● Instructions for the task
A single figure is expected: how many lines of the data that follows contain the word "meiner".

Records excerpted from a collection
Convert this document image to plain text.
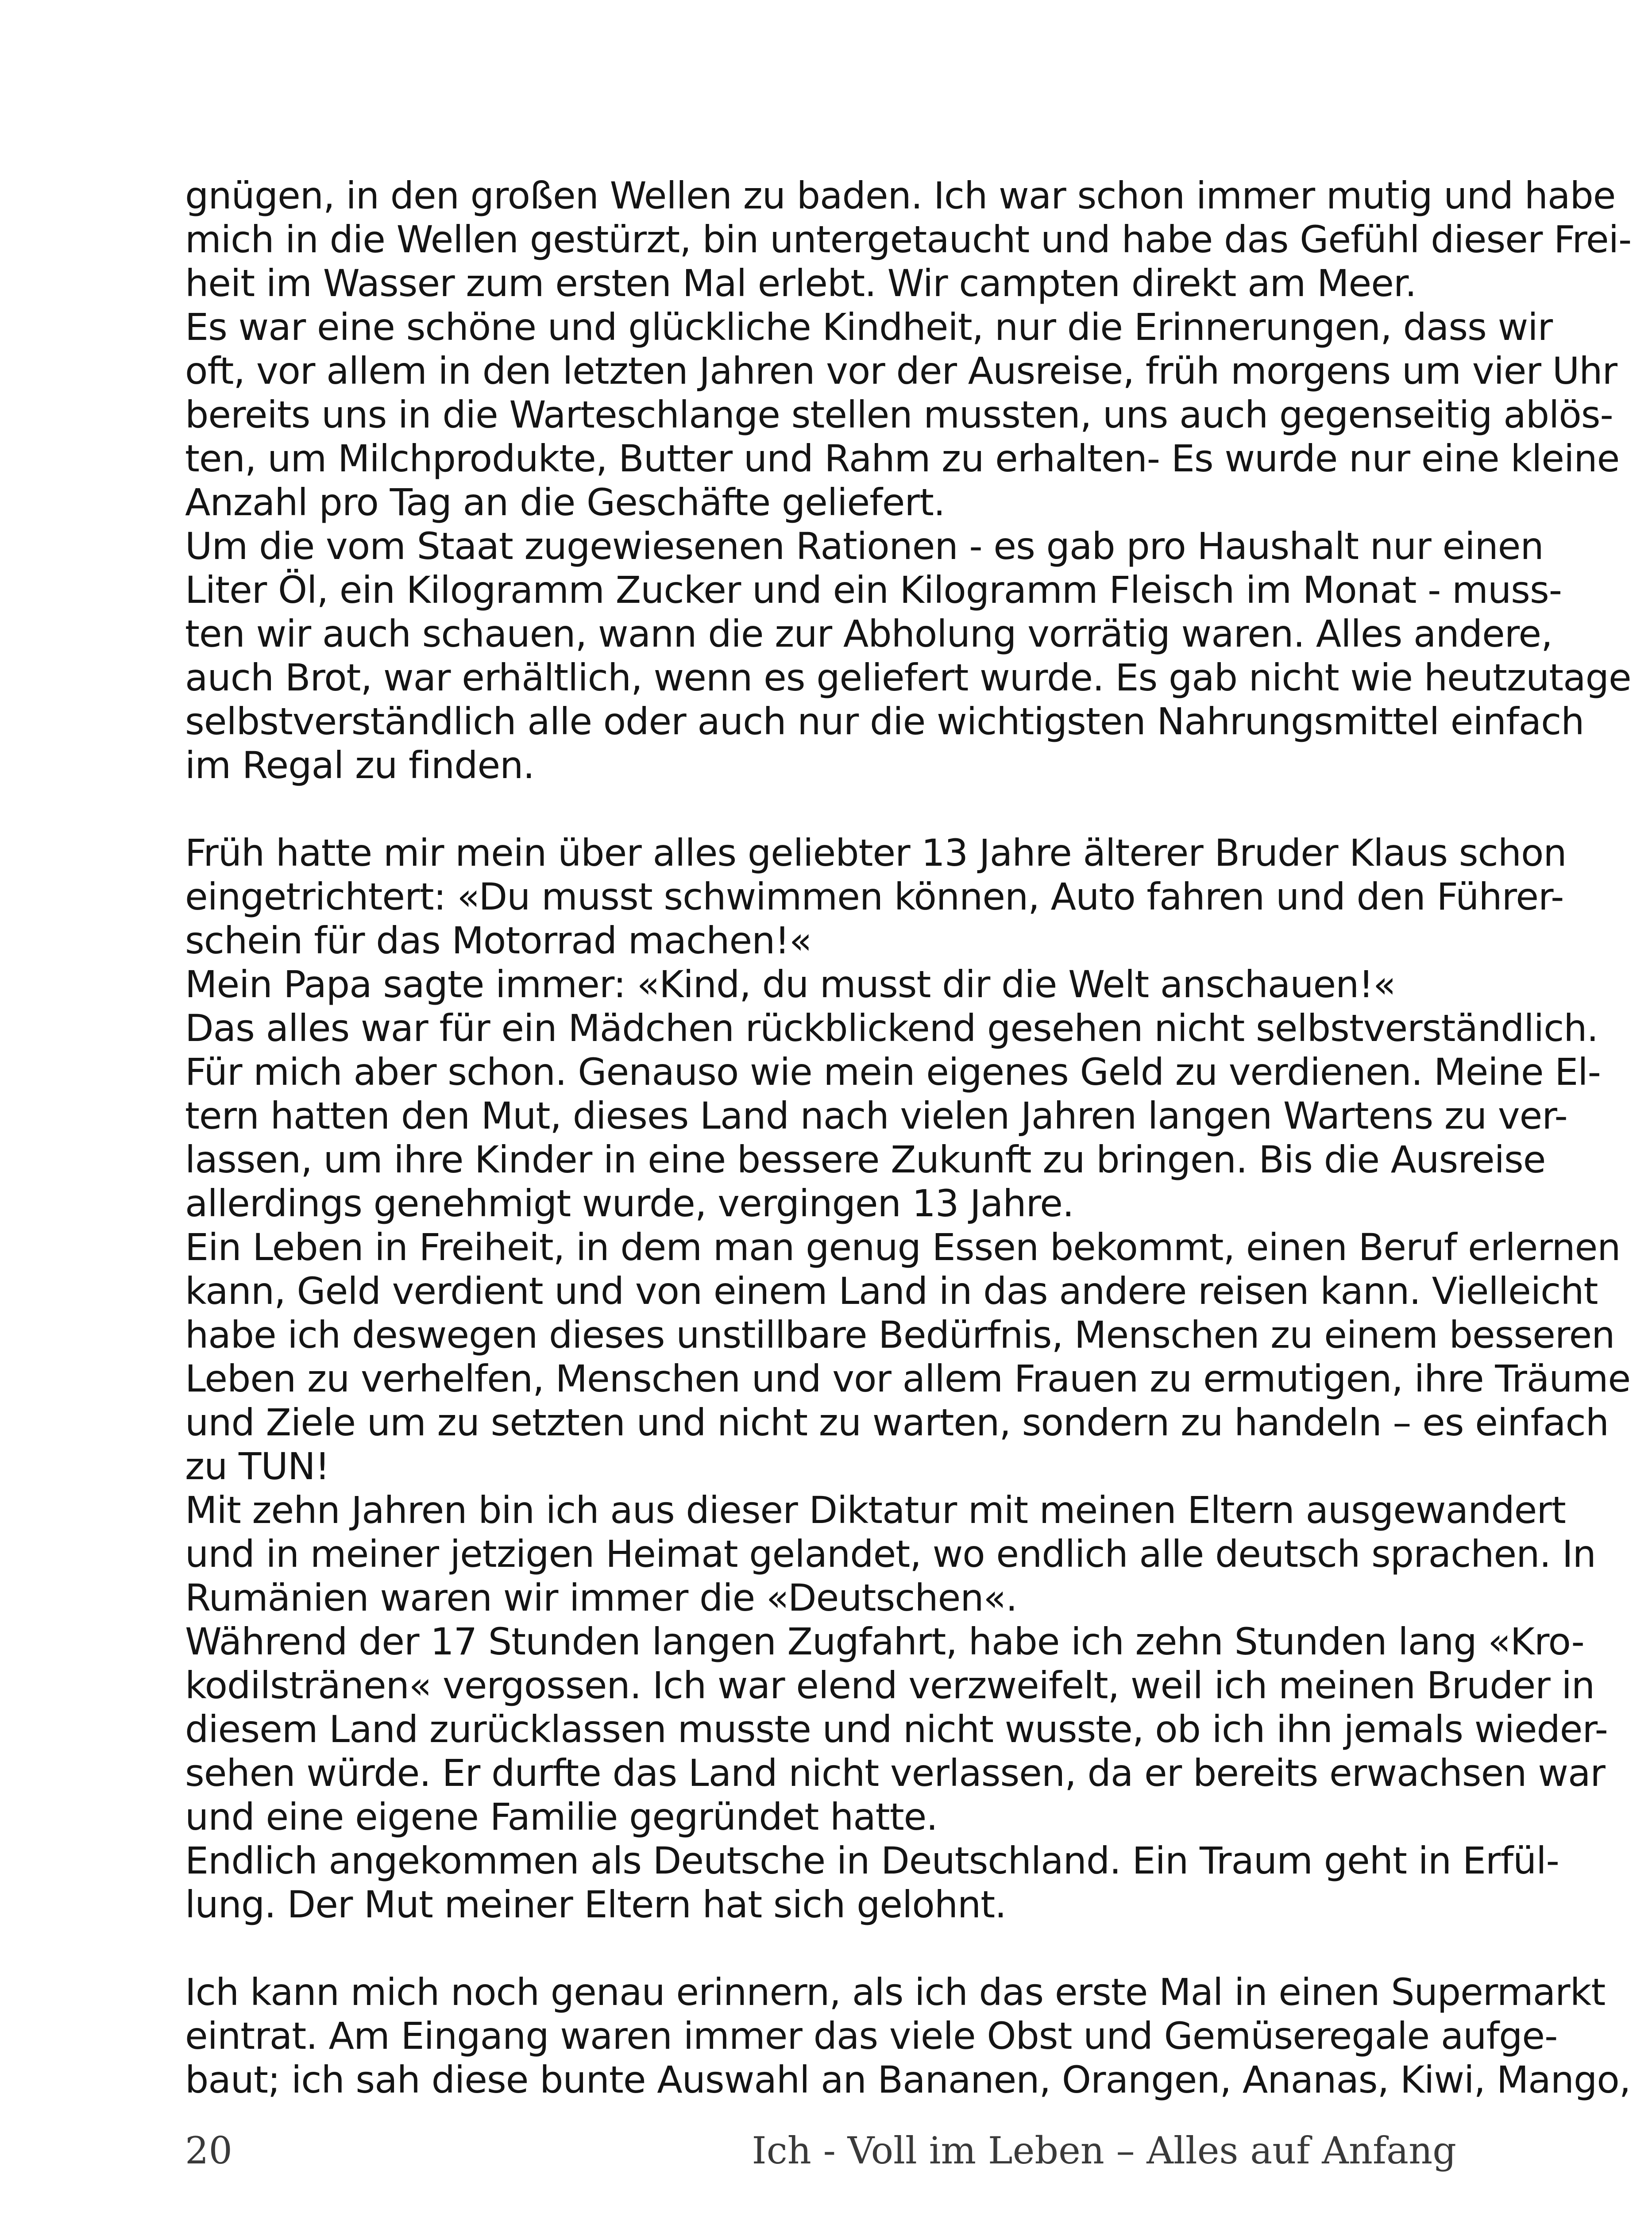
gnügen, in den großen Wellen zu baden. Ich war schon immer mutig und habe
mich in die Wellen gestürzt, bin untergetaucht und habe das Gefühl dieser Frei-
heit im Wasser zum ersten Mal erlebt. Wir campten direkt am Meer.

Es war eine schöne und glückliche Kindheit, nur die Erinnerungen, dass wir
oft, vor allem in den letzten Jahren vor der Ausreise, früh morgens um vier Uhr
bereits uns in die Warteschlange stellen mussten, uns auch gegenseitig ablös-
ten, um Milchprodukte, Butter und Rahm zu erhalten- Es wurde nur eine kleine
Anzahl pro Tag an die Geschäfte geliefert.

Um die vom Staat zugewiesenen Rationen - es gab pro Haushalt nur einen
Liter Öl, ein Kilogramm Zucker und ein Kilogramm Fleisch im Monat - muss-
ten wir auch schauen, wann die zur Abholung vorrätig waren. Alles andere,
auch Brot, war erhältlich, wenn es geliefert wurde. Es gab nicht wie heutzutage
selbstverständlich alle oder auch nur die wichtigsten Nahrungsmittel einfach
im Regal zu finden.

Früh hatte mir mein über alles geliebter 13 Jahre älterer Bruder Klaus schon
eingetrichtert: «Du musst schwimmen können, Auto fahren und den Führer-
schein für das Motorrad machen!«

Mein Papa sagte immer: «Kind, du musst dir die Welt anschauen!«

Das alles war für ein Mädchen rückblickend gesehen nicht selbstverständlich.
Für mich aber schon. Genauso wie mein eigenes Geld zu verdienen. Meine El-
tern hatten den Mut, dieses Land nach vielen Jahren langen Wartens zu ver-
lassen, um ihre Kinder in eine bessere Zukunft zu bringen. Bis die Ausreise
allerdings genehmigt wurde, vergingen 13 Jahre.

Ein Leben in Freiheit, in dem man genug Essen bekommt, einen Beruf erlernen
kann, Geld verdient und von einem Land in das andere reisen kann. Vielleicht
habe ich deswegen dieses unstillbare Bedürfnis, Menschen zu einem besseren
Leben zu verhelfen, Menschen und vor allem Frauen zu ermutigen, ihre Träume
und Ziele um zu setzten und nicht zu warten, sondern zu handeln – es einfach
zu TUN!

Mit zehn Jahren bin ich aus dieser Diktatur mit meinen Eltern ausgewandert
und in meiner jetzigen Heimat gelandet, wo endlich alle deutsch sprachen. In
Rumänien waren wir immer die «Deutschen«.

Während der 17 Stunden langen Zugfahrt, habe ich zehn Stunden lang «Kro-
kodilstränen« vergossen. Ich war elend verzweifelt, weil ich meinen Bruder in
diesem Land zurücklassen musste und nicht wusste, ob ich ihn jemals wieder-
sehen würde. Er durfte das Land nicht verlassen, da er bereits erwachsen war
und eine eigene Familie gegründet hatte.

Endlich angekommen als Deutsche in Deutschland. Ein Traum geht in Erfül-
lung. Der Mut meiner Eltern hat sich gelohnt.

Ich kann mich noch genau erinnern, als ich das erste Mal in einen Supermarkt
eintrat. Am Eingang waren immer das viele Obst und Gemüseregale aufge-
baut; ich sah diese bunte Auswahl an Bananen, Orangen, Ananas, Kiwi, Mango,

20	Ich - Voll im Leben – Alles auf Anfang
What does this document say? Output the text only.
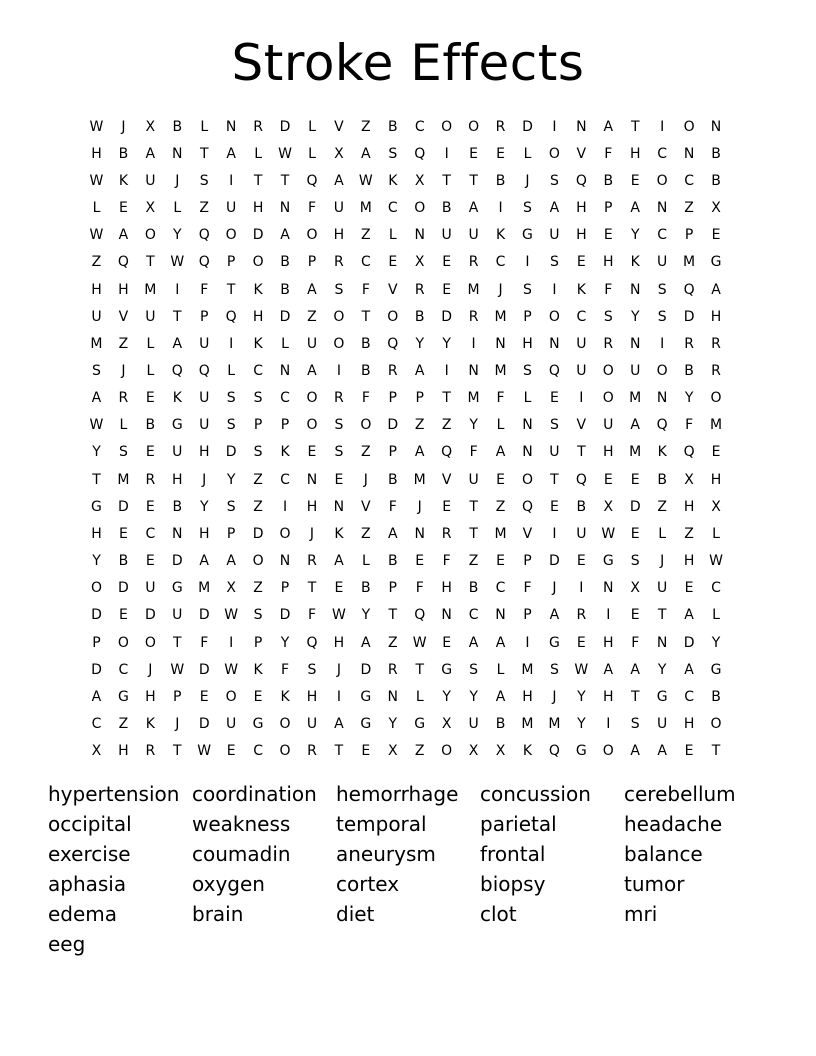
Stroke Effects
W	J	X	B	L	N	R	D	L	V	Z	B	C	O	O	R	D	I	N	A	T	I	O	N
H	B	A	N	T	A	L	W	L	X	A	S	Q	I	E	E	L	O	V	F	H	C	N	B
W	K	U	J	S	I	T	T	Q	A	W	K	X	T	T	B	J	S	Q	B	E	O	C	B
L	E	X	L	Z	U	H	N	F	U	M	C	O	B	A	I	S	A	H	P	A	N	Z	X
W	A	O	Y	Q	O	D	A	O	H	Z	L	N	U	U	K	G	U	H	E	Y	C	P	E
Z	Q	T	W	Q	P	O	B	P	R	C	E	X	E	R	C	I	S	E	H	K	U	M	G
H	H	M	I	F	T	K	B	A	S	F	V	R	E	M	J	S	I	K	F	N	S	Q	A
U	V	U	T	P	Q	H	D	Z	O	T	O	B	D	R	M	P	O	C	S	Y	S	D	H
M	Z	L	A	U	I	K	L	U	O	B	Q	Y	Y	I	N	H	N	U	R	N	I	R	R
S	J	L	Q	Q	L	C	N	A	I	B	R	A	I	N	M	S	Q	U	O	U	O	B	R
A	R	E	K	U	S	S	C	O	R	F	P	P	T	M	F	L	E	I	O	M	N	Y	O
W	L	B	G	U	S	P	P	O	S	O	D	Z	Z	Y	L	N	S	V	U	A	Q	F	M
Y	S	E	U	H	D	S	K	E	S	Z	P	A	Q	F	A	N	U	T	H	M	K	Q	E
T	M	R	H	J	Y	Z	C	N	E	J	B	M	V	U	E	O	T	Q	E	E	B	X	H
G	D	E	B	Y	S	Z	I	H	N	V	F	J	E	T	Z	Q	E	B	X	D	Z	H	X
H	E	C	N	H	P	D	O	J	K	Z	A	N	R	T	M	V	I	U	W	E	L	Z	L
Y	B	E	D	A	A	O	N	R	A	L	B	E	F	Z	E	P	D	E	G	S	J	H	W
O	D	U	G	M	X	Z	P	T	E	B	P	F	H	B	C	F	J	I	N	X	U	E	C
D	E	D	U	D	W	S	D	F	W	Y	T	Q	N	C	N	P	A	R	I	E	T	A	L
P	O	O	T	F	I	P	Y	Q	H	A	Z	W	E	A	A	I	G	E	H	F	N	D	Y
D	C	J	W	D	W	K	F	S	J	D	R	T	G	S	L	M	S	W	A	A	Y	A	G
A	G	H	P	E	O	E	K	H	I	G	N	L	Y	Y	A	H	J	Y	H	T	G	C	B
C	Z	K	J	D	U	G	O	U	A	G	Y	G	X	U	B	M	M	Y	I	S	U	H	O
X	H	R	T	W	E	C	O	R	T	E	X	Z	O	X	X	K	Q	G	O	A	A	E	T
hypertension coordination hemorrhage	concussion	cerebellum
occipital	weakness	temporal	parietal	headache
exercise	coumadin	aneurysm	frontal	balance
aphasia	oxygen	cortex	biopsy	tumor
edema	brain	diet	clot	mri
eeg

● Exercise solution
2